Please repeat all of the listing exactly.

** Start **

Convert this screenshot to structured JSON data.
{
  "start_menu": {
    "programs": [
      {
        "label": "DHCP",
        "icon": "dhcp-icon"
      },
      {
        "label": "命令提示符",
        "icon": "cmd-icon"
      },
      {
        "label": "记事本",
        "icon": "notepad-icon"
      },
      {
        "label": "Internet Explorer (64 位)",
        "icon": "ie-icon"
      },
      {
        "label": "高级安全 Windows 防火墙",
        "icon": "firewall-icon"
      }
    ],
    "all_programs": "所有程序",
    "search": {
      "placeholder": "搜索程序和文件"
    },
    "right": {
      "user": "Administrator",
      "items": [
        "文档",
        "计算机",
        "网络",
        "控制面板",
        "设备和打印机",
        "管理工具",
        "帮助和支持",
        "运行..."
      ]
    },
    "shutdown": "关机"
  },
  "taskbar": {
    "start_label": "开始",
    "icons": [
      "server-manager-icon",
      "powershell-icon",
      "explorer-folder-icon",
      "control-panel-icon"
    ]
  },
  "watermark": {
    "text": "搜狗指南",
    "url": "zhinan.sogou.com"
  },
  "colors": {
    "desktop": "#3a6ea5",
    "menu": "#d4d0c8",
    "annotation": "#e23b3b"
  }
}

** End **

EXERCISE RESULT
Convert this screenshot to structured JSON data.
{
  "start_menu": {
    "programs": [
      {
        "label": "DHCP",
        "icon": "dhcp-icon"
      },
      {
        "label": "命令提示符",
        "icon": "cmd-icon"
      },
      {
        "label": "记事本",
        "icon": "notepad-icon"
      },
      {
        "label": "Internet Explorer (64 位)",
        "icon": "ie-icon"
      },
      {
        "label": "高级安全 Windows 防火墙",
        "icon": "firewall-icon"
      }
    ],
    "all_programs": "所有程序",
    "search": {
      "placeholder": "搜索程序和文件"
    },
    "right": {
      "user": "Administrator",
      "items": [
        "文档",
        "计算机",
        "网络",
        "控制面板",
        "设备和打印机",
        "管理工具",
        "帮助和支持",
        "运行..."
      ]
    },
    "shutdown": "关机"
  },
  "taskbar": {
    "start_label": "开始",
    "icons": [
      "server-manager-icon",
      "powershell-icon",
      "explorer-folder-icon",
      "control-panel-icon"
    ]
  },
  "watermark": {
    "text": "搜狗指南",
    "url": "zhinan.sogou.com"
  },
  "colors": {
    "desktop": "#3a6ea5",
    "menu": "#d4d0c8",
    "annotation": "#e23b3b"
  }
}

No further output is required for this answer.